Sunday, July 01, 2018

BOOK: Birger Dahlerus, "The Last Attempt"

Birger Dahlerus: The Last Attempt. Translated by Alexandra Dick. London: Hutchinson, [1948]. 134 pp.

For some reason, I'm deeply fascinated by the diplomatic lead-up to the two world wars. All those notes going back and forth, diplomats and politicians meeting and talking, scrambling madly in desperate attempts to preserve peace — efforts which you know in advance to be doomed to fail. It makes for intense, exciting, dramatic reading.

It's interesting how differently the historians treat the two world wars in this respect; for the WW1, they write entire books about the July crisis, the period between the assasination of Franz Ferdinand and the actual outbreak of the war. But in the case of the WW2, they seem to be much less interested in this stuff, perhaps because they figure it's pointless to study those diplomatic manoeuvres anyway since they genuinely had no effect on anything. After all, Hitler was determined to keep moving from one territorial acquisition to another no matter what, there was no way that diplomacy could stop him from doing that, and he only used diplomatic moves to try to mislead the western Great Powers and discourage them from intervening.

Whatever the reason may be, the fact is that of the three histories of Nazi Germany that I've read so far — Shirer, Burleigh, Evans — the only one that treated the diplomatic prelude to the WW2 in detail was Shirer, i.e. the one that all the historians turn up their noses at, never failing to point out that he was a mere journalist and never forgiving him for his tendency to present his history as a straightforward narrative of facts rather than filling it with academic masturbation about historiography, the various internal squabbles between historians, and so on.

Shirer's book has a couple of longish chapters about the frantic diplomatic activity in the last weeks of peace and the first days of the war, and it was probably there that I first heard of Birger Dahlerus. He was a Swedish businessman who had strong ties to both Britain and Germany, and tried to help preserve peace in the late summer of 1939 by acting as a sort of unofficial diplomatic go-between. The present book, The Last Attempt, is his account of these efforts, written in 1945 after the war was over.

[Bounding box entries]
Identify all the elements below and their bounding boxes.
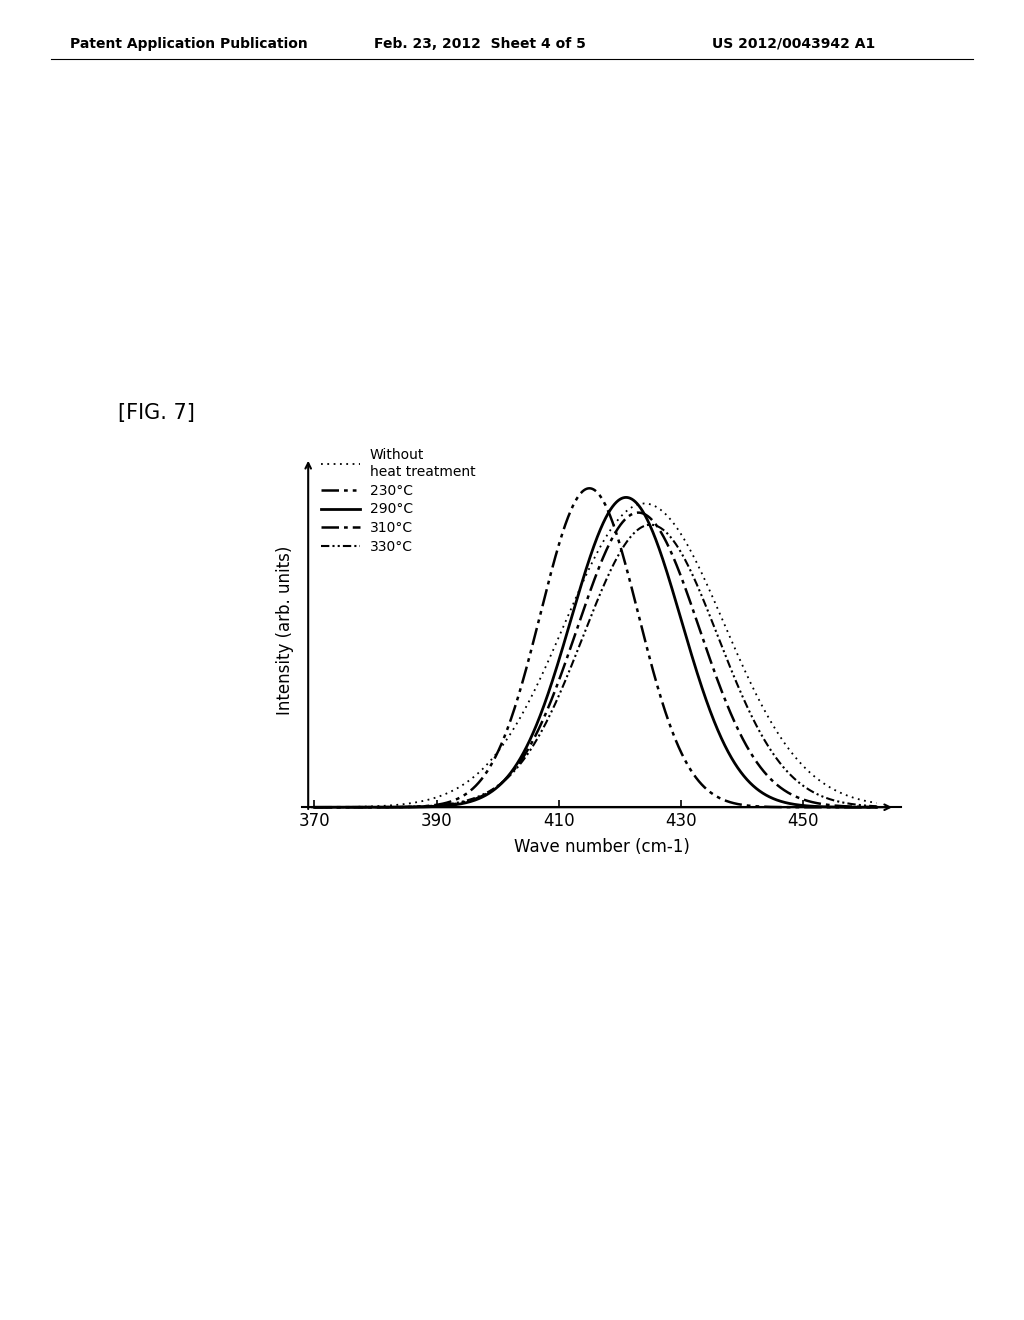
Y-axis label: Intensity (arb. units): Intensity (arb. units) [275, 545, 294, 715]
Text: [FIG. 7]: [FIG. 7] [118, 403, 195, 422]
Text: US 2012/0043942 A1: US 2012/0043942 A1 [712, 37, 874, 51]
X-axis label: Wave number (cm-1): Wave number (cm-1) [514, 838, 689, 857]
Text: Feb. 23, 2012  Sheet 4 of 5: Feb. 23, 2012 Sheet 4 of 5 [374, 37, 586, 51]
Legend: Without
heat treatment, 230°C, 290°C, 310°C, 330°C: Without heat treatment, 230°C, 290°C, 31… [321, 449, 475, 554]
Text: Patent Application Publication: Patent Application Publication [70, 37, 307, 51]
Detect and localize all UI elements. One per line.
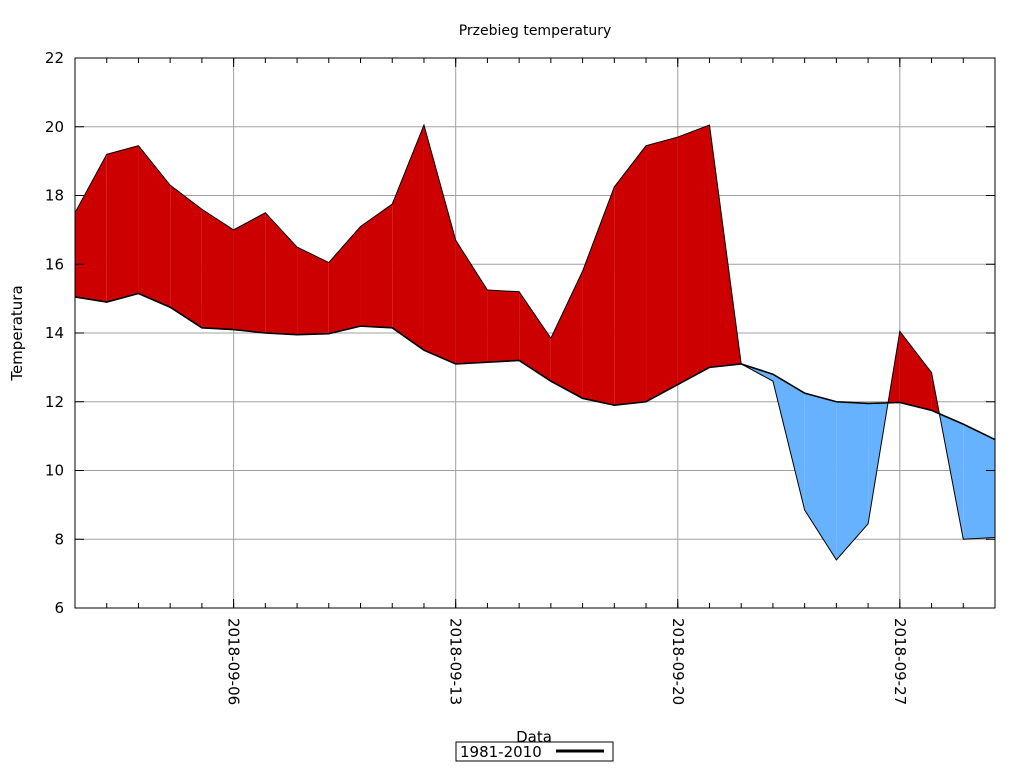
y-tick-label: 8 <box>54 530 64 548</box>
area-segment <box>519 291 551 382</box>
x-tick-label: 2018-09-06 <box>225 618 243 705</box>
area-segment <box>138 145 171 308</box>
x-tick-label: 2018-09-13 <box>447 618 465 705</box>
y-tick-label: 6 <box>54 599 64 617</box>
area-segment <box>265 212 298 335</box>
axis-ticks <box>74 57 996 609</box>
area-segment <box>75 154 107 303</box>
y-tick-label: 12 <box>45 393 64 411</box>
x-tick-labels: 2018-09-06 2018-09-13 2018-09-20 2018-09-27 <box>225 618 909 705</box>
area-segment <box>328 226 361 334</box>
area-segment <box>106 145 139 303</box>
area-segment <box>392 125 424 351</box>
area-segment <box>963 424 995 540</box>
area-segment <box>550 271 583 399</box>
grid <box>75 58 995 608</box>
area-segment <box>233 212 266 333</box>
y-tick-label: 16 <box>45 255 64 273</box>
y-axis-label: Temperatura <box>8 285 26 381</box>
actual-temperature-line <box>74 123 996 561</box>
y-tick-label: 18 <box>45 187 64 205</box>
area-segment <box>614 145 647 406</box>
legend-box <box>455 741 614 762</box>
y-tick-label: 22 <box>45 49 64 67</box>
area-segment <box>297 247 329 335</box>
x-tick-label: 2018-09-20 <box>669 618 687 705</box>
area-segment <box>423 125 456 364</box>
y-tick-label: 10 <box>45 462 64 480</box>
area-segment <box>455 240 488 364</box>
lines <box>74 123 996 561</box>
legend-label: 1981-2010 <box>460 743 542 761</box>
area-segment <box>487 290 520 363</box>
area-segment <box>646 137 678 402</box>
y-tick-label: 14 <box>45 324 64 342</box>
area-segment <box>170 185 202 328</box>
area-segment <box>677 125 710 385</box>
area-segment <box>899 331 932 411</box>
legend: 1981-2010 <box>455 741 614 762</box>
area-segment <box>836 401 869 560</box>
area-segment <box>804 393 837 560</box>
temperature-area <box>75 125 995 560</box>
x-tick-label: 2018-09-27 <box>891 618 909 705</box>
y-tick-labels: 6 8 10 12 14 16 18 20 22 <box>45 49 64 617</box>
y-tick-label: 20 <box>45 118 64 136</box>
chart-title: Przebieg temperatury <box>459 23 612 39</box>
area-segment <box>582 186 615 406</box>
area-segment <box>360 204 393 328</box>
area-segment <box>201 209 234 330</box>
normal-1981-2010-line <box>74 292 996 441</box>
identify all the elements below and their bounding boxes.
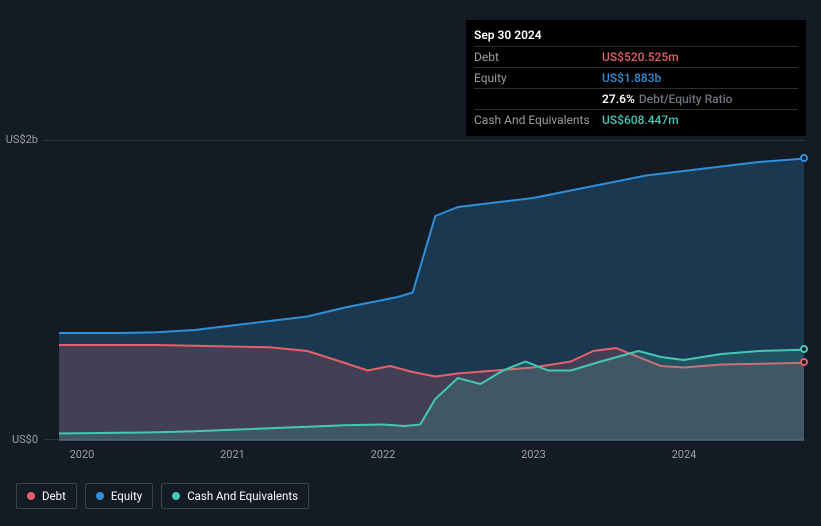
series-end-marker	[800, 358, 808, 366]
chart-plot-area[interactable]	[44, 140, 804, 440]
x-axis-label: 2020	[70, 448, 95, 461]
y-axis-label: US$0	[0, 433, 38, 446]
tooltip-row-value: US$1.883b	[602, 71, 661, 85]
x-axis-label: 2023	[521, 448, 546, 461]
x-axis-label: 2022	[371, 448, 396, 461]
legend-item-cash-and-equivalents[interactable]: Cash And Equivalents	[161, 483, 309, 509]
tooltip-row-label	[474, 92, 602, 106]
x-axis-label: 2021	[220, 448, 245, 461]
tooltip-row: 27.6%Debt/Equity Ratio	[474, 88, 798, 109]
legend-item-equity[interactable]: Equity	[85, 483, 153, 509]
y-axis-label: US$2b	[0, 133, 38, 146]
legend-label: Cash And Equivalents	[187, 489, 298, 503]
series-end-marker	[800, 154, 808, 162]
legend-dot-icon	[172, 492, 180, 500]
legend-item-debt[interactable]: Debt	[16, 483, 77, 509]
chart-legend: Debt Equity Cash And Equivalents	[16, 483, 309, 509]
tooltip-row-label: Debt	[474, 50, 602, 64]
tooltip-row-label: Equity	[474, 71, 602, 85]
legend-label: Equity	[111, 489, 142, 503]
tooltip-row: DebtUS$520.525m	[474, 46, 798, 67]
tooltip-date: Sep 30 2024	[474, 26, 798, 46]
x-axis-label: 2024	[672, 448, 697, 461]
legend-dot-icon	[96, 492, 104, 500]
tooltip-row-value: US$520.525m	[602, 50, 679, 64]
tooltip-row: EquityUS$1.883b	[474, 67, 798, 88]
series-end-marker	[800, 345, 808, 353]
tooltip-row-value: 27.6%Debt/Equity Ratio	[602, 92, 732, 106]
chart-tooltip: Sep 30 2024 DebtUS$520.525mEquityUS$1.88…	[466, 20, 806, 136]
legend-label: Debt	[42, 489, 66, 503]
legend-dot-icon	[27, 492, 35, 500]
balance-chart[interactable]: US$0US$2b 20202021202220232024	[16, 120, 806, 470]
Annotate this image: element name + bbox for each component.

Written exercise 1
According to the book review, why might historians show less interest in the diplomacy leading up to the Second World War? Answer in one to three sentences.
Written exercise 2
Reproduce the part of the book review starting with "Whatever the reason" and going on through "historians, and so on.".

Full output 1
The reviewer suggests historians may consider studying it pointless, because those diplomatic moves had no real effect. Hitler was set on taking one territory after another no matter what, and he used diplomacy only to mislead the western Great Powers and discourage them from stepping in.

Full output 2
Whatever the reason may be, the fact is that of the three histories of Nazi Germany that I've read so far — Shirer, Burleigh, Evans — the only one that treated the diplomatic prelude to the WW2 in detail was Shirer, i.e. the one that all the historians turn up their noses at, never failing to point out that he was a mere journalist and never forgiving him for his tendency to present his history as a straightforward narrative of facts rather than filling it with academic masturbation about historiography, the various internal squabbles between historians, and so on.